- **A run of records**:
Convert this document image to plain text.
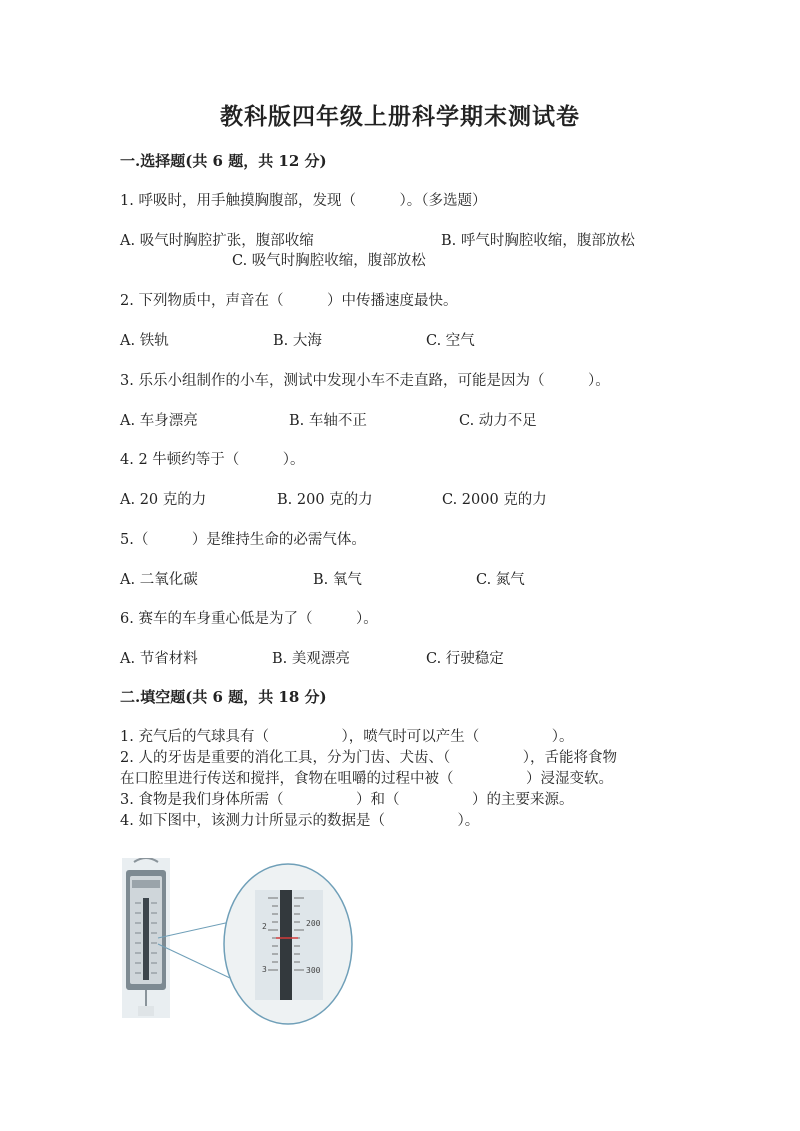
教科版四年级上册科学期末测试卷
一.选择题(共 6 题，共 12 分)
1. 呼吸时，用手触摸胸腹部，发现（　　　）。（多选题）
A. 吸气时胸腔扩张，腹部收缩	B. 呼气时胸腔收缩，腹部放松
C. 吸气时胸腔收缩，腹部放松
2. 下列物质中，声音在（　　　）中传播速度最快。
A. 铁轨	B. 大海	C. 空气
3. 乐乐小组制作的小车，测试中发现小车不走直路，可能是因为（　　　）。
A. 车身漂亮	B. 车轴不正	C. 动力不足
4. 2 牛顿约等于（　　　）。
A. 20 克的力	B. 200 克的力	C. 2000 克的力
5.（　　　）是维持生命的必需气体。
A. 二氧化碳	B. 氧气	C. 氮气
6. 赛车的车身重心低是为了（　　　）。
A. 节省材料	B. 美观漂亮	C. 行驶稳定
二.填空题(共 6 题，共 18 分)
1. 充气后的气球具有（　　　　　），喷气时可以产生（　　　　　）。
2. 人的牙齿是重要的消化工具，分为门齿、犬齿、（　　　　　），舌能将食物
在口腔里进行传送和搅拌，食物在咀嚼的过程中被（　　　　　）浸湿变软。
3. 食物是我们身体所需（　　　　　）和（　　　　　）的主要来源。
4. 如下图中，该测力计所显示的数据是（　　　　　）。
2
3
200
300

- **Given exercise**:
Your task is to repeat the data above exactly while excluding the pictures.

- **Exercise answer**:
Convert this document image to plain text.
教科版四年级上册科学期末测试卷
一.选择题(共 6 题，共 12 分)
1. 呼吸时，用手触摸胸腹部，发现（　　　）。（多选题）
A. 吸气时胸腔扩张，腹部收缩	B. 呼气时胸腔收缩，腹部放松
C. 吸气时胸腔收缩，腹部放松
2. 下列物质中，声音在（　　　）中传播速度最快。
A. 铁轨	B. 大海	C. 空气
3. 乐乐小组制作的小车，测试中发现小车不走直路，可能是因为（　　　）。
A. 车身漂亮	B. 车轴不正	C. 动力不足
4. 2 牛顿约等于（　　　）。
A. 20 克的力	B. 200 克的力	C. 2000 克的力
5.（　　　）是维持生命的必需气体。
A. 二氧化碳	B. 氧气	C. 氮气
6. 赛车的车身重心低是为了（　　　）。
A. 节省材料	B. 美观漂亮	C. 行驶稳定
二.填空题(共 6 题，共 18 分)
1. 充气后的气球具有（　　　　　），喷气时可以产生（　　　　　）。
2. 人的牙齿是重要的消化工具，分为门齿、犬齿、（　　　　　），舌能将食物
在口腔里进行传送和搅拌，食物在咀嚼的过程中被（　　　　　）浸湿变软。
3. 食物是我们身体所需（　　　　　）和（　　　　　）的主要来源。
4. 如下图中，该测力计所显示的数据是（　　　　　）。
2
3
200
300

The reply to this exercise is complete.